DATA SUPPLIED:
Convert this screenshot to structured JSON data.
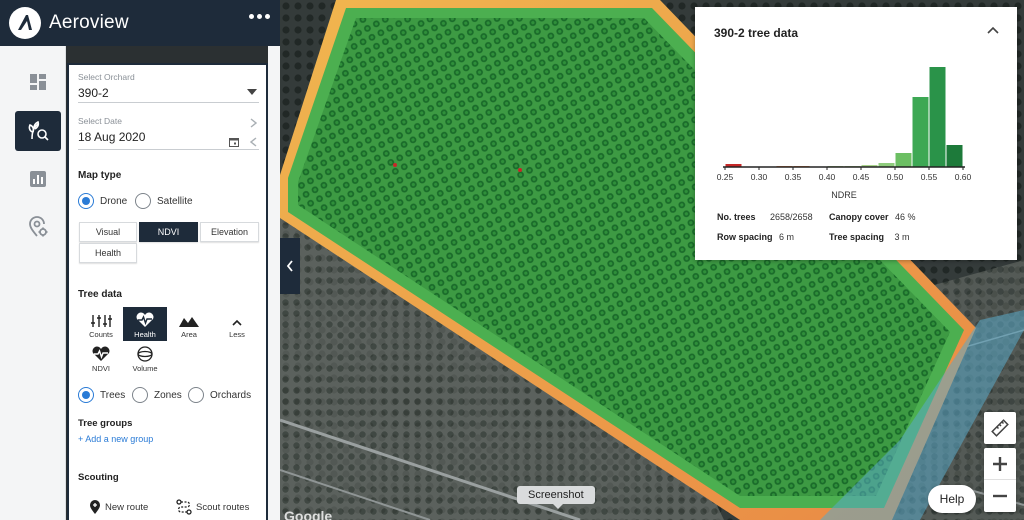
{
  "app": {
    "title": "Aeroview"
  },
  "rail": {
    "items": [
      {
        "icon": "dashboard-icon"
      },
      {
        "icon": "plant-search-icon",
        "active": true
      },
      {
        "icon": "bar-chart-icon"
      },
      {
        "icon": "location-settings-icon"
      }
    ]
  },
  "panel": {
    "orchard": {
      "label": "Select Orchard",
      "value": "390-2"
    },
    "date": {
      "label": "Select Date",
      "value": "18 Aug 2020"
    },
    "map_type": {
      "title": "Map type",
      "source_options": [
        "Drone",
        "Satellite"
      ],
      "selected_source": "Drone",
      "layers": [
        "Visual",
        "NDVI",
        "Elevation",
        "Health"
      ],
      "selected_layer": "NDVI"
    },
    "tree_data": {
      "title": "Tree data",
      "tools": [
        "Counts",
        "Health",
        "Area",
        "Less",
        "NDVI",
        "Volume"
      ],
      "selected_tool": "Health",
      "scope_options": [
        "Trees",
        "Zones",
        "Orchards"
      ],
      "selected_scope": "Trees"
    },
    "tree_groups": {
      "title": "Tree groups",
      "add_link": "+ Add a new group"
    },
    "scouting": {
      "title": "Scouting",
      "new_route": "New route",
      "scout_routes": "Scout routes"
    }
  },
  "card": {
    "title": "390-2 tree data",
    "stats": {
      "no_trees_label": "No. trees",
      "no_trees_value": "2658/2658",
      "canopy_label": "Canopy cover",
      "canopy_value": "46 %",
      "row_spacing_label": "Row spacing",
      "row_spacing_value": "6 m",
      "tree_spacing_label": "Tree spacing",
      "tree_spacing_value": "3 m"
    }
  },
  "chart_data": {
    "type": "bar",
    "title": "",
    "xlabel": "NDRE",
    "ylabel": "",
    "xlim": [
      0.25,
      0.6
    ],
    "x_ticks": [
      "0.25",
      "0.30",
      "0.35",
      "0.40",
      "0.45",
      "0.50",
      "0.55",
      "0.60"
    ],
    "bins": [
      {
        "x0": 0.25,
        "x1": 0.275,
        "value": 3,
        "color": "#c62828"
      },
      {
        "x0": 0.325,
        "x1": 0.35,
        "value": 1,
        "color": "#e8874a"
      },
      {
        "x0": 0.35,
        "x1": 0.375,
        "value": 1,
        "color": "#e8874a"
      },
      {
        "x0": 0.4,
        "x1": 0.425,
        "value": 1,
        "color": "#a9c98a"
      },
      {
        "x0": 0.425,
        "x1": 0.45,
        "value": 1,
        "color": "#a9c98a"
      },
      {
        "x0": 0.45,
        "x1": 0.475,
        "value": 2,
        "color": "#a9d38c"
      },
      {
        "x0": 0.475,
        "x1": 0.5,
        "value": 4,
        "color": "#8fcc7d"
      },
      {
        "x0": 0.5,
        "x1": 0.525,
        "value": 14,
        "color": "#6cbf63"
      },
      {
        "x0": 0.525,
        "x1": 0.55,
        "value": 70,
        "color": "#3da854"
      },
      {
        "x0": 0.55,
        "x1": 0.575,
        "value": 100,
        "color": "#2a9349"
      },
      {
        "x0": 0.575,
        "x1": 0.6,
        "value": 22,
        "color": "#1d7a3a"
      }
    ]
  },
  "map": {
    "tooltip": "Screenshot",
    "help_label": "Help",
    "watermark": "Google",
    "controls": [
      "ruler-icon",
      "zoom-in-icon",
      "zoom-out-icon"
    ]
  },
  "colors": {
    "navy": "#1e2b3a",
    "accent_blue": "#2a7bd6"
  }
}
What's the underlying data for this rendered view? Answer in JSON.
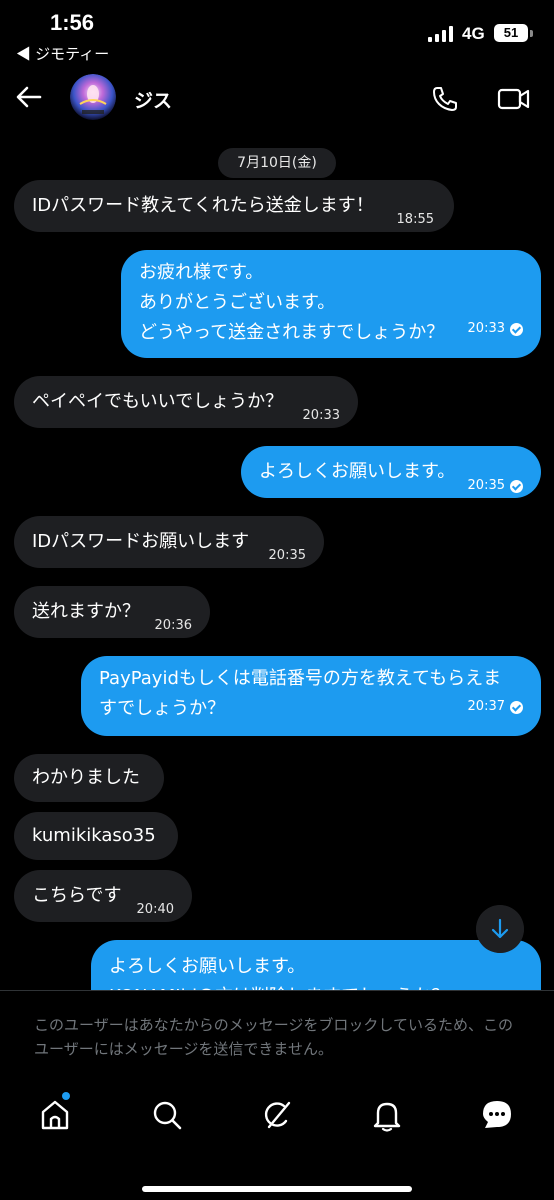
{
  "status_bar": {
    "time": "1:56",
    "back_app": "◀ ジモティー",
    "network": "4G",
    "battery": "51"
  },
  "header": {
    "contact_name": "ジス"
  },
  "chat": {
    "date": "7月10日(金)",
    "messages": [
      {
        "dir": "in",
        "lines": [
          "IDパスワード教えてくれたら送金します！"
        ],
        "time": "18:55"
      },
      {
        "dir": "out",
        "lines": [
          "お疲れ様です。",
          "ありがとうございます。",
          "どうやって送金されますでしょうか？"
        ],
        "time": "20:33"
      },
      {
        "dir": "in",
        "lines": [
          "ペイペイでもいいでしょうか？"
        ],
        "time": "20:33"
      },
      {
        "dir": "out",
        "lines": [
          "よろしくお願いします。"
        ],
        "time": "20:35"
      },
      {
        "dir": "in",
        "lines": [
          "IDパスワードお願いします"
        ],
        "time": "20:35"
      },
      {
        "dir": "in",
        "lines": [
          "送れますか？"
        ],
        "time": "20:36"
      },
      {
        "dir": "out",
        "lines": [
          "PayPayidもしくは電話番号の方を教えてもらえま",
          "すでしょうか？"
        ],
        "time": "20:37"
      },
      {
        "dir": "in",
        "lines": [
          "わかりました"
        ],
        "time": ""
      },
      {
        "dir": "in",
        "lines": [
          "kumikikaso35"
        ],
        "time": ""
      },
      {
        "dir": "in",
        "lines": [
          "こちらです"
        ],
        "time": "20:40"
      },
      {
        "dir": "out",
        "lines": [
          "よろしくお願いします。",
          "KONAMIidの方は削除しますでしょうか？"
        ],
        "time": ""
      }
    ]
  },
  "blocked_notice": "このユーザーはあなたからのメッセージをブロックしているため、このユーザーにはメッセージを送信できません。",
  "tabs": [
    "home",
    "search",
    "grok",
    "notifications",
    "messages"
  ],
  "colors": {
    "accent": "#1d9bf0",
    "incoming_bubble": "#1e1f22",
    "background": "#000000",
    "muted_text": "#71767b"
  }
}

WHAT YOU HAVE TO DO: Transcribe the records above verbatim. Do not carry over any picture.

RESULT OF THIS TASK:
Convert this screenshot to structured JSON data.
{
  "app": {
    "title": "Aeroview"
  },
  "rail": {
    "items": [
      {
        "icon": "dashboard-icon"
      },
      {
        "icon": "plant-search-icon",
        "active": true
      },
      {
        "icon": "bar-chart-icon"
      },
      {
        "icon": "location-settings-icon"
      }
    ]
  },
  "panel": {
    "orchard": {
      "label": "Select Orchard",
      "value": "390-2"
    },
    "date": {
      "label": "Select Date",
      "value": "18 Aug 2020"
    },
    "map_type": {
      "title": "Map type",
      "source_options": [
        "Drone",
        "Satellite"
      ],
      "selected_source": "Drone",
      "layers": [
        "Visual",
        "NDVI",
        "Elevation",
        "Health"
      ],
      "selected_layer": "NDVI"
    },
    "tree_data": {
      "title": "Tree data",
      "tools": [
        "Counts",
        "Health",
        "Area",
        "Less",
        "NDVI",
        "Volume"
      ],
      "selected_tool": "Health",
      "scope_options": [
        "Trees",
        "Zones",
        "Orchards"
      ],
      "selected_scope": "Trees"
    },
    "tree_groups": {
      "title": "Tree groups",
      "add_link": "+ Add a new group"
    },
    "scouting": {
      "title": "Scouting",
      "new_route": "New route",
      "scout_routes": "Scout routes"
    }
  },
  "card": {
    "title": "390-2 tree data",
    "stats": {
      "no_trees_label": "No. trees",
      "no_trees_value": "2658/2658",
      "canopy_label": "Canopy cover",
      "canopy_value": "46 %",
      "row_spacing_label": "Row spacing",
      "row_spacing_value": "6 m",
      "tree_spacing_label": "Tree spacing",
      "tree_spacing_value": "3 m"
    }
  },
  "chart_data": {
    "type": "bar",
    "title": "",
    "xlabel": "NDRE",
    "ylabel": "",
    "xlim": [
      0.25,
      0.6
    ],
    "x_ticks": [
      "0.25",
      "0.30",
      "0.35",
      "0.40",
      "0.45",
      "0.50",
      "0.55",
      "0.60"
    ],
    "bins": [
      {
        "x0": 0.25,
        "x1": 0.275,
        "value": 3,
        "color": "#c62828"
      },
      {
        "x0": 0.325,
        "x1": 0.35,
        "value": 1,
        "color": "#e8874a"
      },
      {
        "x0": 0.35,
        "x1": 0.375,
        "value": 1,
        "color": "#e8874a"
      },
      {
        "x0": 0.4,
        "x1": 0.425,
        "value": 1,
        "color": "#a9c98a"
      },
      {
        "x0": 0.425,
        "x1": 0.45,
        "value": 1,
        "color": "#a9c98a"
      },
      {
        "x0": 0.45,
        "x1": 0.475,
        "value": 2,
        "color": "#a9d38c"
      },
      {
        "x0": 0.475,
        "x1": 0.5,
        "value": 4,
        "color": "#8fcc7d"
      },
      {
        "x0": 0.5,
        "x1": 0.525,
        "value": 14,
        "color": "#6cbf63"
      },
      {
        "x0": 0.525,
        "x1": 0.55,
        "value": 70,
        "color": "#3da854"
      },
      {
        "x0": 0.55,
        "x1": 0.575,
        "value": 100,
        "color": "#2a9349"
      },
      {
        "x0": 0.575,
        "x1": 0.6,
        "value": 22,
        "color": "#1d7a3a"
      }
    ]
  },
  "map": {
    "tooltip": "Screenshot",
    "help_label": "Help",
    "watermark": "Google",
    "controls": [
      "ruler-icon",
      "zoom-in-icon",
      "zoom-out-icon"
    ]
  },
  "colors": {
    "navy": "#1e2b3a",
    "accent_blue": "#2a7bd6"
  }
}
What's the underlying data for this rendered view? Answer in JSON.
{
  "status_bar": {
    "time": "1:56",
    "back_app": "◀ ジモティー",
    "network": "4G",
    "battery": "51"
  },
  "header": {
    "contact_name": "ジス"
  },
  "chat": {
    "date": "7月10日(金)",
    "messages": [
      {
        "dir": "in",
        "lines": [
          "IDパスワード教えてくれたら送金します！"
        ],
        "time": "18:55"
      },
      {
        "dir": "out",
        "lines": [
          "お疲れ様です。",
          "ありがとうございます。",
          "どうやって送金されますでしょうか？"
        ],
        "time": "20:33"
      },
      {
        "dir": "in",
        "lines": [
          "ペイペイでもいいでしょうか？"
        ],
        "time": "20:33"
      },
      {
        "dir": "out",
        "lines": [
          "よろしくお願いします。"
        ],
        "time": "20:35"
      },
      {
        "dir": "in",
        "lines": [
          "IDパスワードお願いします"
        ],
        "time": "20:35"
      },
      {
        "dir": "in",
        "lines": [
          "送れますか？"
        ],
        "time": "20:36"
      },
      {
        "dir": "out",
        "lines": [
          "PayPayidもしくは電話番号の方を教えてもらえま",
          "すでしょうか？"
        ],
        "time": "20:37"
      },
      {
        "dir": "in",
        "lines": [
          "わかりました"
        ],
        "time": ""
      },
      {
        "dir": "in",
        "lines": [
          "kumikikaso35"
        ],
        "time": ""
      },
      {
        "dir": "in",
        "lines": [
          "こちらです"
        ],
        "time": "20:40"
      },
      {
        "dir": "out",
        "lines": [
          "よろしくお願いします。",
          "KONAMIidの方は削除しますでしょうか？"
        ],
        "time": ""
      }
    ]
  },
  "blocked_notice": "このユーザーはあなたからのメッセージをブロックしているため、このユーザーにはメッセージを送信できません。",
  "tabs": [
    "home",
    "search",
    "grok",
    "notifications",
    "messages"
  ],
  "colors": {
    "accent": "#1d9bf0",
    "incoming_bubble": "#1e1f22",
    "background": "#000000",
    "muted_text": "#71767b"
  }
}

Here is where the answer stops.